#### The records ####

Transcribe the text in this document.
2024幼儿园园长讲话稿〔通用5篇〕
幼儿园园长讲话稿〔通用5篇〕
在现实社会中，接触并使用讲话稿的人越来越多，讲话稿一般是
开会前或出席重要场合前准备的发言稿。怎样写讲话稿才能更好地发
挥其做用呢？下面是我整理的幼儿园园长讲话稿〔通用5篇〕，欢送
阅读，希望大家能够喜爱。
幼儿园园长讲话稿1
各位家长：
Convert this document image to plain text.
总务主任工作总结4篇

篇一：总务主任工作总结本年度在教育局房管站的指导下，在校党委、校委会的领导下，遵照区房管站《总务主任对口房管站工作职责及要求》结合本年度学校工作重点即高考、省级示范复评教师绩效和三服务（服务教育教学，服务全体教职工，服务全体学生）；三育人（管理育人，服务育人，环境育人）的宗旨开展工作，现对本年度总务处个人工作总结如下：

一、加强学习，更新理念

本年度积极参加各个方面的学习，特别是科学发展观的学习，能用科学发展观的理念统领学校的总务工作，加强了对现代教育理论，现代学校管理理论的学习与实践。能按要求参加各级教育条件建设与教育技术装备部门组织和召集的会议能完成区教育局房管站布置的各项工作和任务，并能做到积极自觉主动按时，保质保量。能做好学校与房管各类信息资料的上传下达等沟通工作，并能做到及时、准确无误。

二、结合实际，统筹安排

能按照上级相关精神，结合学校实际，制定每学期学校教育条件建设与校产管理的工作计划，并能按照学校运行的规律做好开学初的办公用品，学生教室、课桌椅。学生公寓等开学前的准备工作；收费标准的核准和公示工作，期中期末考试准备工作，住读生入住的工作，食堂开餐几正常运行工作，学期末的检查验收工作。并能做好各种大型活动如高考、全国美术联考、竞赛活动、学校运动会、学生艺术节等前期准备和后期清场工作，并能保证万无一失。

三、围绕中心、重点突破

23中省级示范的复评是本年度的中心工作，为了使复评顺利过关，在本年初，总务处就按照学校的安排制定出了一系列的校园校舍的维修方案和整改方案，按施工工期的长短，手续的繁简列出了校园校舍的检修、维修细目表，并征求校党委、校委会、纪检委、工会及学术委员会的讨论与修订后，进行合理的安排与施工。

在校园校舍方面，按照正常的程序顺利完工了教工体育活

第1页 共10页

####

■ Problem requirements ■
Quote, word for word, every line starting at the one that contains "Convert this document image to plain text." and ending with the final line of the entries.

■ Exercise output ■
Convert this document image to plain text.
总务主任工作总结4篇

篇一：总务主任工作总结本年度在教育局房管站的指导下，在校党委、校委会的领导下，遵照区房管站《总务主任对口房管站工作职责及要求》结合本年度学校工作重点即高考、省级示范复评教师绩效和三服务（服务教育教学，服务全体教职工，服务全体学生）；三育人（管理育人，服务育人，环境育人）的宗旨开展工作，现对本年度总务处个人工作总结如下：

一、加强学习，更新理念

本年度积极参加各个方面的学习，特别是科学发展观的学习，能用科学发展观的理念统领学校的总务工作，加强了对现代教育理论，现代学校管理理论的学习与实践。能按要求参加各级教育条件建设与教育技术装备部门组织和召集的会议能完成区教育局房管站布置的各项工作和任务，并能做到积极自觉主动按时，保质保量。能做好学校与房管各类信息资料的上传下达等沟通工作，并能做到及时、准确无误。

二、结合实际，统筹安排

能按照上级相关精神，结合学校实际，制定每学期学校教育条件建设与校产管理的工作计划，并能按照学校运行的规律做好开学初的办公用品，学生教室、课桌椅。学生公寓等开学前的准备工作；收费标准的核准和公示工作，期中期末考试准备工作，住读生入住的工作，食堂开餐几正常运行工作，学期末的检查验收工作。并能做好各种大型活动如高考、全国美术联考、竞赛活动、学校运动会、学生艺术节等前期准备和后期清场工作，并能保证万无一失。

三、围绕中心、重点突破

23中省级示范的复评是本年度的中心工作，为了使复评顺利过关，在本年初，总务处就按照学校的安排制定出了一系列的校园校舍的维修方案和整改方案，按施工工期的长短，手续的繁简列出了校园校舍的检修、维修细目表，并征求校党委、校委会、纪检委、工会及学术委员会的讨论与修订后，进行合理的安排与施工。

在校园校舍方面，按照正常的程序顺利完工了教工体育活

第1页 共10页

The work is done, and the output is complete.